SHORT PROBLEM:
Provide the count of lines that hold "type" and no other output.

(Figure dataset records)
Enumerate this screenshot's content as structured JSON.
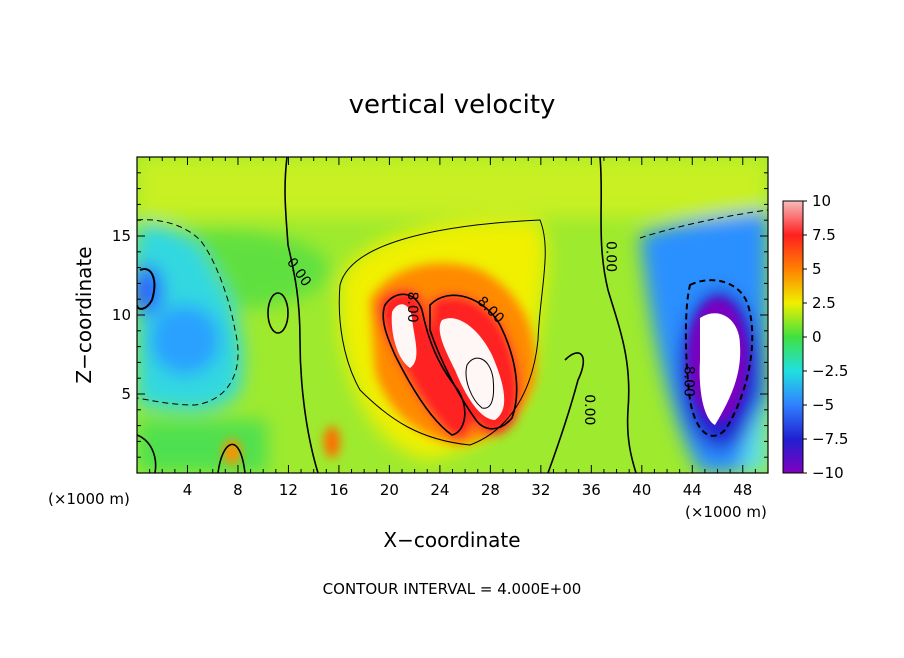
{
  "chart_data": {
    "type": "heatmap",
    "title": "vertical velocity",
    "xlabel": "X−coordinate",
    "ylabel": "Z−coordinate",
    "x_units_left": "(×1000 m)",
    "x_units_right": "(×1000 m)",
    "footer": "CONTOUR INTERVAL = 4.000E+00",
    "xlim": [
      0,
      50
    ],
    "ylim": [
      0,
      20
    ],
    "x_ticks": [
      4,
      8,
      12,
      16,
      20,
      24,
      28,
      32,
      36,
      40,
      44,
      48
    ],
    "x_tick_labels": [
      "4",
      "8",
      "12",
      "16",
      "20",
      "24",
      "28",
      "32",
      "36",
      "40",
      "44",
      "48"
    ],
    "y_ticks": [
      5,
      10,
      15
    ],
    "y_tick_labels": [
      "5",
      "10",
      "15"
    ],
    "colorbar": {
      "range": [
        -10,
        10
      ],
      "ticks": [
        10,
        7.5,
        5,
        2.5,
        0,
        -2.5,
        -5,
        -7.5,
        -10
      ],
      "tick_labels": [
        "10",
        "7.5",
        "5",
        "2.5",
        "0",
        "−2.5",
        "−5",
        "−7.5",
        "−10"
      ],
      "colors": [
        "#f7bcbc",
        "#ff2020",
        "#ff8000",
        "#f0f000",
        "#40e040",
        "#20e0e0",
        "#3080ff",
        "#2020d0",
        "#8000c0"
      ]
    },
    "contour_labels": [
      {
        "text": "0.00",
        "x": 12.8,
        "z": 12.7,
        "angle": 55
      },
      {
        "text": "8.00",
        "x": 21.8,
        "z": 10.5,
        "angle": 90
      },
      {
        "text": "8.00",
        "x": 28.0,
        "z": 10.3,
        "angle": 45
      },
      {
        "text": "0.00",
        "x": 37.5,
        "z": 13.7,
        "angle": 90
      },
      {
        "text": "0.00",
        "x": 35.8,
        "z": 4.0,
        "angle": 90
      },
      {
        "text": "8.00",
        "x": 43.7,
        "z": 5.8,
        "angle": 90
      }
    ],
    "field_features": [
      {
        "kind": "updraft_core",
        "x": 21.8,
        "z": 9.5,
        "peak": 10
      },
      {
        "kind": "updraft_core",
        "x": 26.5,
        "z": 7.2,
        "peak": 10
      },
      {
        "kind": "downdraft_core",
        "x": 45.3,
        "z": 7.5,
        "peak": -10
      },
      {
        "kind": "downdraft",
        "x": 5.0,
        "z": 8.5,
        "peak": -5.5
      }
    ]
  }
}
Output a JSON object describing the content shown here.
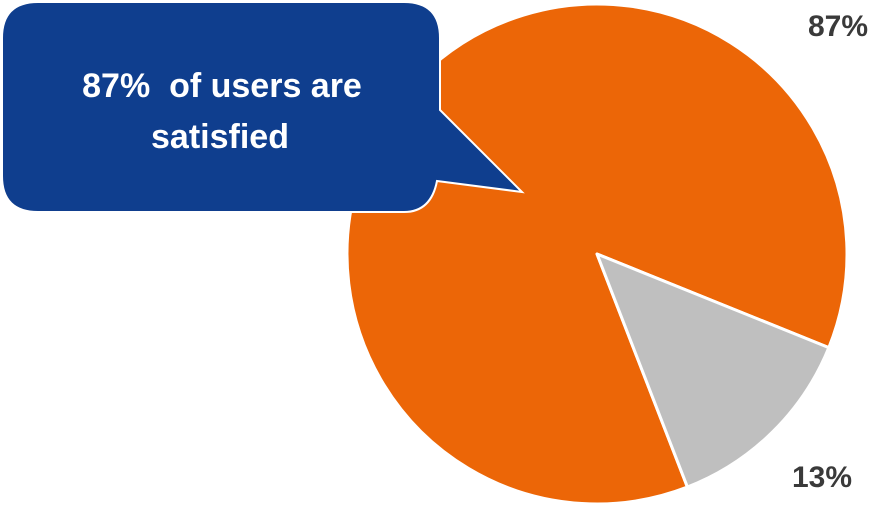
{
  "callout": {
    "line1": "87%  of users are",
    "line2": "satisfied",
    "color": "#0F3E8E",
    "text_color": "#FFFFFF"
  },
  "chart_data": {
    "type": "pie",
    "title": "",
    "slices": [
      {
        "name": "",
        "value": 87,
        "label": "87%",
        "color": "#EC6607"
      },
      {
        "name": "",
        "value": 13,
        "label": "13%",
        "color": "#BFBFBF"
      }
    ],
    "slice_border_color": "#FFFFFF",
    "label_color": "#3A3A3A",
    "legend": "none"
  }
}
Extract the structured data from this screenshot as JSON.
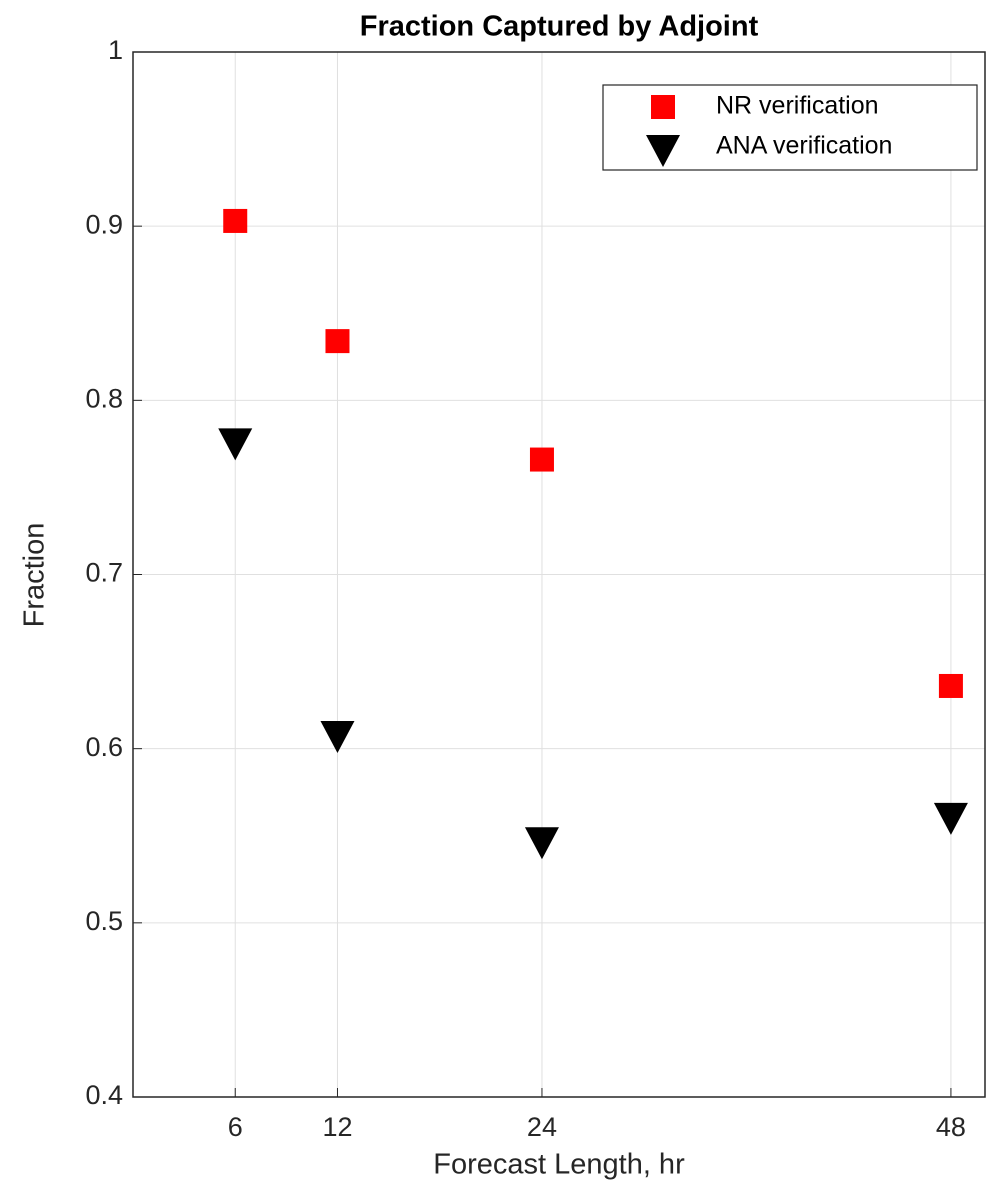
{
  "chart_data": {
    "type": "scatter",
    "title": "Fraction Captured by Adjoint",
    "x_label": "Forecast Length, hr",
    "y_label": "Fraction",
    "xlim": [
      0,
      50
    ],
    "xticks": [
      6,
      12,
      24,
      48
    ],
    "ylim": [
      0.4,
      1
    ],
    "yticks": [
      0.4,
      0.5,
      0.6,
      0.7,
      0.8,
      0.9,
      1
    ],
    "grid": true,
    "legend": "top-right",
    "series": [
      {
        "name": "NR verification",
        "color": "#ff0000",
        "marker": "square",
        "x": [
          6,
          12,
          24,
          48
        ],
        "values": [
          0.903,
          0.834,
          0.766,
          0.636
        ]
      },
      {
        "name": "ANA verification",
        "color": "#000000",
        "marker": "triangle-down",
        "x": [
          6,
          12,
          24,
          48
        ],
        "values": [
          0.777,
          0.609,
          0.548,
          0.562
        ]
      }
    ]
  }
}
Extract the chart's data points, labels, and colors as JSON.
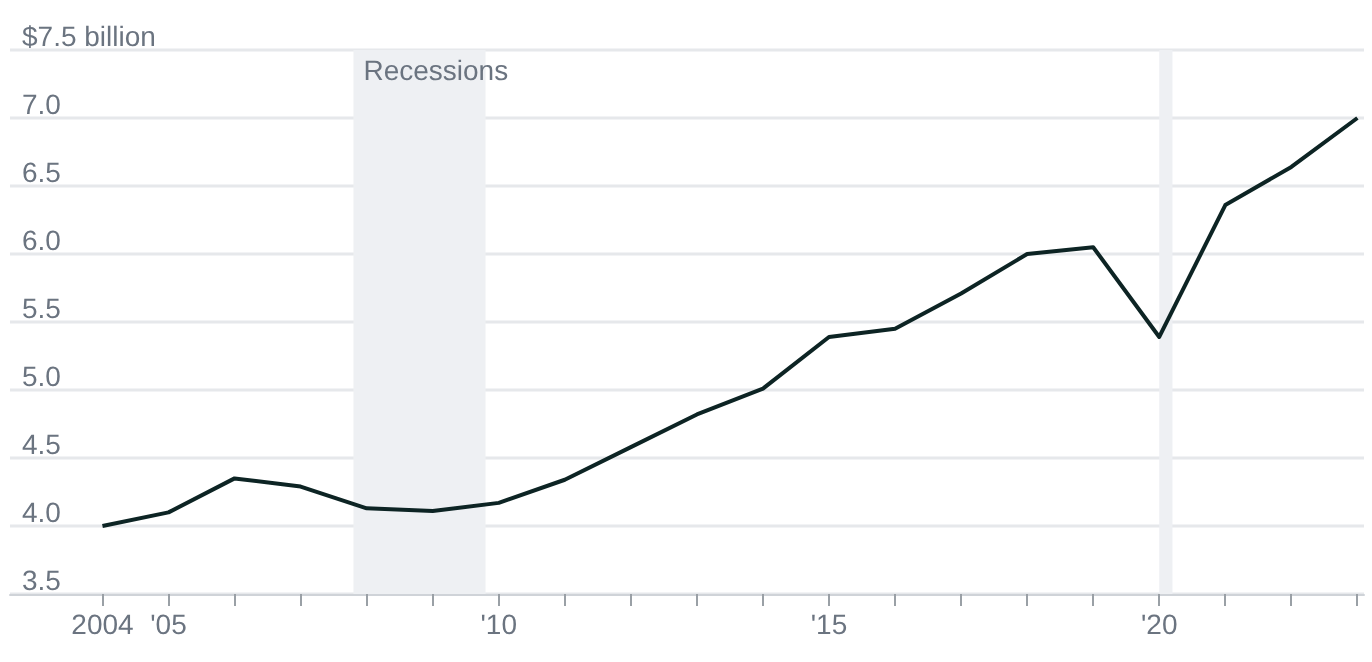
{
  "chart_data": {
    "type": "line",
    "x": [
      2004,
      2005,
      2006,
      2007,
      2008,
      2009,
      2010,
      2011,
      2012,
      2013,
      2014,
      2015,
      2016,
      2017,
      2018,
      2019,
      2020,
      2021,
      2022,
      2023
    ],
    "series": [
      {
        "color": "#0d2424",
        "values": [
          4.0,
          4.1,
          4.35,
          4.29,
          4.13,
          4.11,
          4.17,
          4.34,
          4.58,
          4.82,
          5.01,
          5.39,
          5.45,
          5.71,
          6.0,
          6.05,
          5.39,
          6.36,
          6.64,
          7.0
        ]
      }
    ],
    "xlim": [
      2002.6,
      2023.1
    ],
    "xticks": [
      {
        "value": 2004,
        "label": "2004"
      },
      {
        "value": 2005,
        "label": "'05"
      },
      {
        "value": 2006,
        "label": null
      },
      {
        "value": 2007,
        "label": null
      },
      {
        "value": 2008,
        "label": null
      },
      {
        "value": 2009,
        "label": null
      },
      {
        "value": 2010,
        "label": "'10"
      },
      {
        "value": 2011,
        "label": null
      },
      {
        "value": 2012,
        "label": null
      },
      {
        "value": 2013,
        "label": null
      },
      {
        "value": 2014,
        "label": null
      },
      {
        "value": 2015,
        "label": "'15"
      },
      {
        "value": 2016,
        "label": null
      },
      {
        "value": 2017,
        "label": null
      },
      {
        "value": 2018,
        "label": null
      },
      {
        "value": 2019,
        "label": null
      },
      {
        "value": 2020,
        "label": "'20"
      },
      {
        "value": 2021,
        "label": null
      },
      {
        "value": 2022,
        "label": null
      },
      {
        "value": 2023,
        "label": null
      }
    ],
    "ylim": [
      3.5,
      7.5
    ],
    "yticks": [
      3.5,
      {
        "value": 4,
        "label": "4.0"
      },
      4.5,
      {
        "value": 5,
        "label": "5.0"
      },
      5.5,
      {
        "value": 6,
        "label": "6.0"
      },
      6.5,
      {
        "value": 7,
        "label": "7.0"
      },
      {
        "value": 7.5,
        "label": "$7.5 billion"
      }
    ],
    "grid": "y",
    "bands": [
      {
        "axis": "x",
        "from": 2007.8,
        "to": 2009.8,
        "label": "Recessions",
        "color": "#eef0f3"
      },
      {
        "axis": "x",
        "from": 2020.0,
        "to": 2020.2,
        "label": null,
        "color": "#eef0f3"
      }
    ],
    "line_style": "solid",
    "marker": "none"
  }
}
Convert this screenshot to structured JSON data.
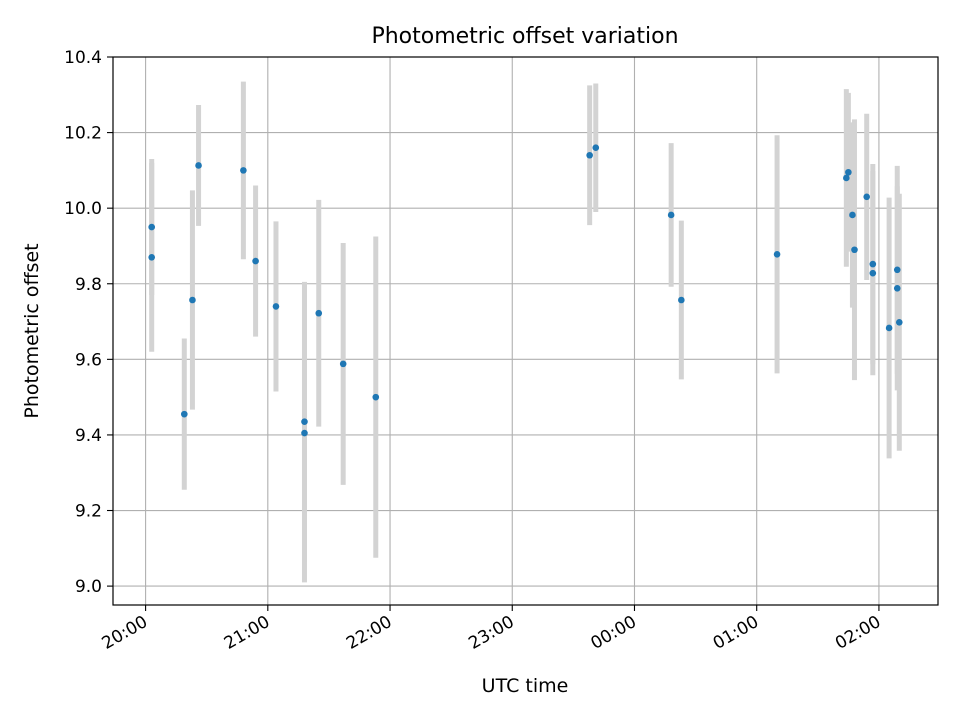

EXPECTED OUTPUT:
4